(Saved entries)
——————

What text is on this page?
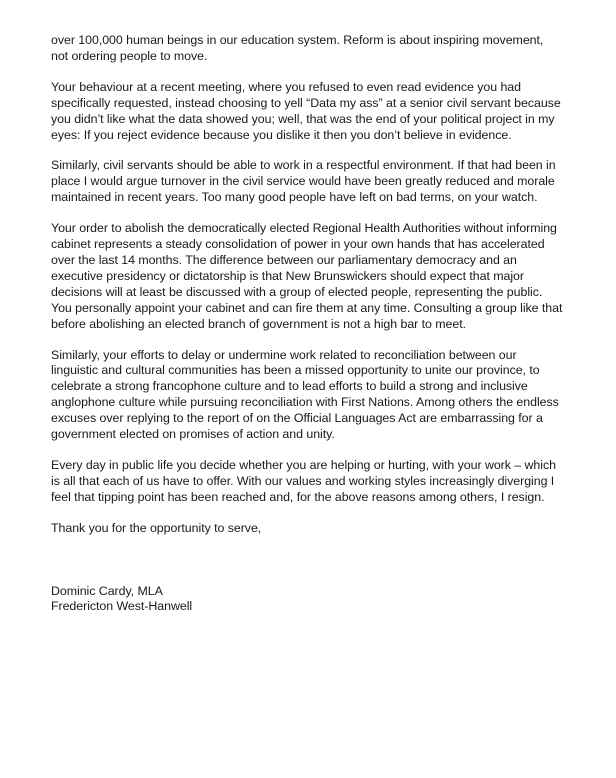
over 100,000 human beings in our education system. Reform is about inspiring movement, not ordering people to move.

Your behaviour at a recent meeting, where you refused to even read evidence you had specifically requested, instead choosing to yell “Data my ass” at a senior civil servant because you didn’t like what the data showed you; well, that was the end of your political project in my eyes: If you reject evidence because you dislike it then you don’t believe in evidence.

Similarly, civil servants should be able to work in a respectful environment. If that had been in place I would argue turnover in the civil service would have been greatly reduced and morale maintained in recent years. Too many good people have left on bad terms, on your watch.

Your order to abolish the democratically elected Regional Health Authorities without informing cabinet represents a steady consolidation of power in your own hands that has accelerated over the last 14 months. The difference between our parliamentary democracy and an executive presidency or dictatorship is that New Brunswickers should expect that major decisions will at least be discussed with a group of elected people, representing the public. You personally appoint your cabinet and can fire them at any time. Consulting a group like that before abolishing an elected branch of government is not a high bar to meet.

Similarly, your efforts to delay or undermine work related to reconciliation between our linguistic and cultural communities has been a missed opportunity to unite our province, to celebrate a strong francophone culture and to lead efforts to build a strong and inclusive anglophone culture while pursuing reconciliation with First Nations. Among others the endless excuses over replying to the report of on the Official Languages Act are embarrassing for a government elected on promises of action and unity.

Every day in public life you decide whether you are helping or hurting, with your work – which is all that each of us have to offer. With our values and working styles increasingly diverging I feel that tipping point has been reached and, for the above reasons among others, I resign.

Thank you for the opportunity to serve,

Dominic Cardy, MLA

Fredericton West-Hanwell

——————

WRITTEN TASK: Identify the lines of the data that contain the word "recent". Copy each of them.

RESULT OF THE TASK:
Your behaviour at a recent meeting, where you refused to even read evidence you had specifically requested, instead choosing to yell “Data my ass” at a senior civil servant because you didn’t like what the data showed you; well, that was the end of your political project in my eyes: If you reject evidence because you dislike it then you don’t believe in evidence.
Similarly, civil servants should be able to work in a respectful environment. If that had been in place I would argue turnover in the civil service would have been greatly reduced and morale maintained in recent years. Too many good people have left on bad terms, on your watch.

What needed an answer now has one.